→ Il tuo compito
Riporta testualmente, dal brano sulla torre, il passo che si apre con le parole contenenti "Non a torto" e si chiude con "chiamo i vivi.".

→ Brano selezionato

Non a torto si ritiene che la torre sia stata originariamente
innalzata per l'avvistamento (come tale è stata usata durante
la Seconda Guerra Mondiale) e successivamente utilizzata come
campanile. Confermerebbe
questa ipotesi il fatto che la più grande delle campane collocate
in cima alla torre fu fusa nel 1587 cioè 37 anni dopo l'erezione
dell'edificio, e che i supporti in muratura che la reggono hanno
tutti i caratteri di una costruzione posticcia che, sia per
la forma sia per la struttura, è in netto contrasto con il possente
fabbricato di pure forme geometriche. In cima alla torre sono
tre campane delle quali la maggiore, opera di Natale Garbato,
del 1587, pesa circa 1800 chili. Su quest'ultima, oltre alla
data, è la seguente Iscrizione: Piango i morti, respingo
i fulmini, chiamo i vivi.

→ Informazioni mostrate
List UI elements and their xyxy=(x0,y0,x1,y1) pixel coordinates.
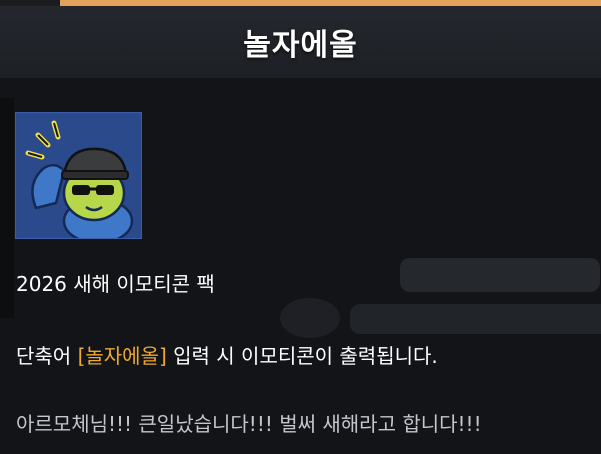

→ Risultato finale
Non a torto si ritiene che la torre sia stata originariamente
innalzata per l'avvistamento (come tale è stata usata durante
la Seconda Guerra Mondiale) e successivamente utilizzata come
campanile. Confermerebbe
questa ipotesi il fatto che la più grande delle campane collocate
in cima alla torre fu fusa nel 1587 cioè 37 anni dopo l'erezione
dell'edificio, e che i supporti in muratura che la reggono hanno
tutti i caratteri di una costruzione posticcia che, sia per
la forma sia per la struttura, è in netto contrasto con il possente
fabbricato di pure forme geometriche. In cima alla torre sono
tre campane delle quali la maggiore, opera di Natale Garbato,
del 1587, pesa circa 1800 chili. Su quest'ultima, oltre alla
data, è la seguente Iscrizione: Piango i morti, respingo
i fulmini, chiamo i vivi.